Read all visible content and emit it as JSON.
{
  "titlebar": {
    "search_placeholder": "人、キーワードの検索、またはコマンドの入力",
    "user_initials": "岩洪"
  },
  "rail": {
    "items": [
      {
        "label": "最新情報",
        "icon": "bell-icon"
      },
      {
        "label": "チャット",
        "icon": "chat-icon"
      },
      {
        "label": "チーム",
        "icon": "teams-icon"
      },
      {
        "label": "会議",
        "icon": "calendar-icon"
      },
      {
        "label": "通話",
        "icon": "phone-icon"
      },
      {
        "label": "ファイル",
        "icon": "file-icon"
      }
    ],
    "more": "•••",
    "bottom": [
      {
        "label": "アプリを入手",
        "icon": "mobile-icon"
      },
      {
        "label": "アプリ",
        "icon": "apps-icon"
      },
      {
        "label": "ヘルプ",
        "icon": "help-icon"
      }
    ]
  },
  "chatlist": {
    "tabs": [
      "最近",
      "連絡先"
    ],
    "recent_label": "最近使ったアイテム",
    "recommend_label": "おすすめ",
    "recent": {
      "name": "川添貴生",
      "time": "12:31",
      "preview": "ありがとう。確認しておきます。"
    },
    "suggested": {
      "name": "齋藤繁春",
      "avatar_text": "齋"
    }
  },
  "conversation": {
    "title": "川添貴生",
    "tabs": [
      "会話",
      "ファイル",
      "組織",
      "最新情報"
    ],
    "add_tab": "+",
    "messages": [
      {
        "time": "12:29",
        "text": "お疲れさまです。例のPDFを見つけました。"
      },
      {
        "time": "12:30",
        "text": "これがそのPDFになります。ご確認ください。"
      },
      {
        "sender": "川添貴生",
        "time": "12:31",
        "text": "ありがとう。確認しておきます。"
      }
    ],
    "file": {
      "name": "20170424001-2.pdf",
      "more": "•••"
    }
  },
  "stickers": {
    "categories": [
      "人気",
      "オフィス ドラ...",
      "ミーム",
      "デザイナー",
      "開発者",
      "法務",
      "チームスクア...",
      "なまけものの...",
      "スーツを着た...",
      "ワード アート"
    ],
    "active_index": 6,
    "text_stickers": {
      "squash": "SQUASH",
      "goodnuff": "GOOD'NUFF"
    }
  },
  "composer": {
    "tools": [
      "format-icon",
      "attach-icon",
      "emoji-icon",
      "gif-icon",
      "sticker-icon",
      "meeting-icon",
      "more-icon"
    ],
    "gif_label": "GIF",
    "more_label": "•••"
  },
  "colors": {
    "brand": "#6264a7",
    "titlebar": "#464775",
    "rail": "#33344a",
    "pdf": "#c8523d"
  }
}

○ ○ ○ ○ ○

Aim of the task
Only lines with the word "name" should be collected from the material.

Solution for this problem
      "name": "川添貴生",
      "name": "齋藤繁春",
      "name": "20170424001-2.pdf",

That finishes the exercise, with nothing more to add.